> PROVIDED INFORMATION:
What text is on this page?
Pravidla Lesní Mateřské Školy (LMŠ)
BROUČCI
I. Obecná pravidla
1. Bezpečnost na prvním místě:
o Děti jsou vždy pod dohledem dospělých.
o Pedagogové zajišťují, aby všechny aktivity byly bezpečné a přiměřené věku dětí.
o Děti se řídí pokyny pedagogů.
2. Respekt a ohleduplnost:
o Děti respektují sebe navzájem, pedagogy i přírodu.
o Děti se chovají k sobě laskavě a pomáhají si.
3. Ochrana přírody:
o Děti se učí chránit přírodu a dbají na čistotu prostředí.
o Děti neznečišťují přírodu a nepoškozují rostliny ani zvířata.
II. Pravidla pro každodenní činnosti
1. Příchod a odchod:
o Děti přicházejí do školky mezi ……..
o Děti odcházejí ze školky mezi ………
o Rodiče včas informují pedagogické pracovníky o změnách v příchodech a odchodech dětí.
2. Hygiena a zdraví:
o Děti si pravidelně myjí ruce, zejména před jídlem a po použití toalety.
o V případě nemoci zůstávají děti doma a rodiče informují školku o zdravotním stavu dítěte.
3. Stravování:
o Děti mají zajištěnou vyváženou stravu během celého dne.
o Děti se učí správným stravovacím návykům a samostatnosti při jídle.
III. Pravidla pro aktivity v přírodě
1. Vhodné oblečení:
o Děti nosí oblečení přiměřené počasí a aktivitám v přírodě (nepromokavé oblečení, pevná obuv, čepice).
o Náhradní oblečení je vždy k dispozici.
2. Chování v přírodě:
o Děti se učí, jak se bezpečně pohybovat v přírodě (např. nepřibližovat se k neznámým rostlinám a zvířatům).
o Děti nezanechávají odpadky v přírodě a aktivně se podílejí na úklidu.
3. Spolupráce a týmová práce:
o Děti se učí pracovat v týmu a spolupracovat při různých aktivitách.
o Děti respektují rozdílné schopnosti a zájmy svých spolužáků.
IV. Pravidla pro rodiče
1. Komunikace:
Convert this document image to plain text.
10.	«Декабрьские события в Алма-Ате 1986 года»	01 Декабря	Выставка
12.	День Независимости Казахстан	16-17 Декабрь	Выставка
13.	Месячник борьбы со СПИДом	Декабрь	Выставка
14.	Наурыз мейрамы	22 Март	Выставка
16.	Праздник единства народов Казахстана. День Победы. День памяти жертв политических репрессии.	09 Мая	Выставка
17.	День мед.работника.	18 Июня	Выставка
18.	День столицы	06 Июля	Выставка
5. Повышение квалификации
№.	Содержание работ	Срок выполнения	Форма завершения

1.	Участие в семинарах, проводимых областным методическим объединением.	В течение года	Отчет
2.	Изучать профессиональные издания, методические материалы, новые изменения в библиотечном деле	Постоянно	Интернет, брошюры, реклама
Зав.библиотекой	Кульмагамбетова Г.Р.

> WORK TO DO: Nothing but the lines from the one with "Convert this document image to plain text." through the last line should be repeated, each exactly as it stands.

> COMPLETED TASK:
Convert this document image to plain text.
10.	«Декабрьские события в Алма-Ате 1986 года»	01 Декабря	Выставка
12.	День Независимости Казахстан	16-17 Декабрь	Выставка
13.	Месячник борьбы со СПИДом	Декабрь	Выставка
14.	Наурыз мейрамы	22 Март	Выставка
16.	Праздник единства народов Казахстана. День Победы. День памяти жертв политических репрессии.	09 Мая	Выставка
17.	День мед.работника.	18 Июня	Выставка
18.	День столицы	06 Июля	Выставка
5. Повышение квалификации
№.	Содержание работ	Срок выполнения	Форма завершения

1.	Участие в семинарах, проводимых областным методическим объединением.	В течение года	Отчет
2.	Изучать профессиональные издания, методические материалы, новые изменения в библиотечном деле	Постоянно	Интернет, брошюры, реклама
Зав.библиотекой	Кульмагамбетова Г.Р.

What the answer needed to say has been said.